Stated problem: All entries must be extracted exactly, with nothing added or dropped.

Provided data:
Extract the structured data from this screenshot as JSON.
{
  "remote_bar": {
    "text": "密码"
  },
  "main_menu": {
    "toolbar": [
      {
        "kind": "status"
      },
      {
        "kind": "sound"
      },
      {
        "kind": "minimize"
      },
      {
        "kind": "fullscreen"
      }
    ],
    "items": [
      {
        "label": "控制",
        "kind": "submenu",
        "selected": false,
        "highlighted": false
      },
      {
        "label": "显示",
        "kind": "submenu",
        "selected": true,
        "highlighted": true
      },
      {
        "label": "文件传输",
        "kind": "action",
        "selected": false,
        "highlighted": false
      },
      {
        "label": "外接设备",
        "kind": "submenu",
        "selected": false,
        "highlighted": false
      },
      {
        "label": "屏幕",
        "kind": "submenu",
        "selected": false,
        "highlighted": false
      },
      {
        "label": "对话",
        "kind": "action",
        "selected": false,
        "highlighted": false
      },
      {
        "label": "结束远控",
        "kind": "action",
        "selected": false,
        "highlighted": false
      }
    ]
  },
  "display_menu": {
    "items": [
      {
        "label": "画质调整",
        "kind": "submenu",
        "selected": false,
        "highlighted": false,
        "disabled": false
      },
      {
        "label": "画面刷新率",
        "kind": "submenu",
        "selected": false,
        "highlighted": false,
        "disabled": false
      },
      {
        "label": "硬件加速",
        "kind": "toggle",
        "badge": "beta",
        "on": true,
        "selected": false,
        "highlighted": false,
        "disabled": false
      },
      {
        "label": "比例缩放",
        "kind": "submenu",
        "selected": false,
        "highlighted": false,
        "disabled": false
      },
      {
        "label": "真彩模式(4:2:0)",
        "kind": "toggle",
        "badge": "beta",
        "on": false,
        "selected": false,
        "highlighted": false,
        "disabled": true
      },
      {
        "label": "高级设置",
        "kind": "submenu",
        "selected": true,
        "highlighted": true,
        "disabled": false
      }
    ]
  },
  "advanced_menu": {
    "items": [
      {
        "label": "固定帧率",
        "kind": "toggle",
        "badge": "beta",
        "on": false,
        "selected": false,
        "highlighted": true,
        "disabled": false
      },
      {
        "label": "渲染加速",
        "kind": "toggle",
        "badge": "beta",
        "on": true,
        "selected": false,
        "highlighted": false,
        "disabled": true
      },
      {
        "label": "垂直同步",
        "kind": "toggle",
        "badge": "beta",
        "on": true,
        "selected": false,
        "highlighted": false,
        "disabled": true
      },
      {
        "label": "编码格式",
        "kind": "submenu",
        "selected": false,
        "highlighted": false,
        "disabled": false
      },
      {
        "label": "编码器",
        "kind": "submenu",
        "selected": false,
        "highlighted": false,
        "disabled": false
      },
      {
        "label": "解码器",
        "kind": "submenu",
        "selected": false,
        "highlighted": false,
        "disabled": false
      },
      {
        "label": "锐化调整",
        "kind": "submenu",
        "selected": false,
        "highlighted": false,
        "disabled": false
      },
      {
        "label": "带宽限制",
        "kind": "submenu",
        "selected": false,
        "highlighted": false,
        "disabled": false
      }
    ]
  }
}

Solution:
Extract the structured data from this screenshot as JSON.
{
  "remote_bar": {
    "text": "密码"
  },
  "main_menu": {
    "toolbar": [
      {
        "kind": "status"
      },
      {
        "kind": "sound"
      },
      {
        "kind": "minimize"
      },
      {
        "kind": "fullscreen"
      }
    ],
    "items": [
      {
        "label": "控制",
        "kind": "submenu",
        "selected": false,
        "highlighted": false
      },
      {
        "label": "显示",
        "kind": "submenu",
        "selected": true,
        "highlighted": true
      },
      {
        "label": "文件传输",
        "kind": "action",
        "selected": false,
        "highlighted": false
      },
      {
        "label": "外接设备",
        "kind": "submenu",
        "selected": false,
        "highlighted": false
      },
      {
        "label": "屏幕",
        "kind": "submenu",
        "selected": false,
        "highlighted": false
      },
      {
        "label": "对话",
        "kind": "action",
        "selected": false,
        "highlighted": false
      },
      {
        "label": "结束远控",
        "kind": "action",
        "selected": false,
        "highlighted": false
      }
    ]
  },
  "display_menu": {
    "items": [
      {
        "label": "画质调整",
        "kind": "submenu",
        "selected": false,
        "highlighted": false,
        "disabled": false
      },
      {
        "label": "画面刷新率",
        "kind": "submenu",
        "selected": false,
        "highlighted": false,
        "disabled": false
      },
      {
        "label": "硬件加速",
        "kind": "toggle",
        "badge": "beta",
        "on": true,
        "selected": false,
        "highlighted": false,
        "disabled": false
      },
      {
        "label": "比例缩放",
        "kind": "submenu",
        "selected": false,
        "highlighted": false,
        "disabled": false
      },
      {
        "label": "真彩模式(4:2:0)",
        "kind": "toggle",
        "badge": "beta",
        "on": false,
        "selected": false,
        "highlighted": false,
        "disabled": true
      },
      {
        "label": "高级设置",
        "kind": "submenu",
        "selected": true,
        "highlighted": true,
        "disabled": false
      }
    ]
  },
  "advanced_menu": {
    "items": [
      {
        "label": "固定帧率",
        "kind": "toggle",
        "badge": "beta",
        "on": false,
        "selected": false,
        "highlighted": true,
        "disabled": false
      },
      {
        "label": "渲染加速",
        "kind": "toggle",
        "badge": "beta",
        "on": true,
        "selected": false,
        "highlighted": false,
        "disabled": true
      },
      {
        "label": "垂直同步",
        "kind": "toggle",
        "badge": "beta",
        "on": true,
        "selected": false,
        "highlighted": false,
        "disabled": true
      },
      {
        "label": "编码格式",
        "kind": "submenu",
        "selected": false,
        "highlighted": false,
        "disabled": false
      },
      {
        "label": "编码器",
        "kind": "submenu",
        "selected": false,
        "highlighted": false,
        "disabled": false
      },
      {
        "label": "解码器",
        "kind": "submenu",
        "selected": false,
        "highlighted": false,
        "disabled": false
      },
      {
        "label": "锐化调整",
        "kind": "submenu",
        "selected": false,
        "highlighted": false,
        "disabled": false
      },
      {
        "label": "带宽限制",
        "kind": "submenu",
        "selected": false,
        "highlighted": false,
        "disabled": false
      }
    ]
  }
}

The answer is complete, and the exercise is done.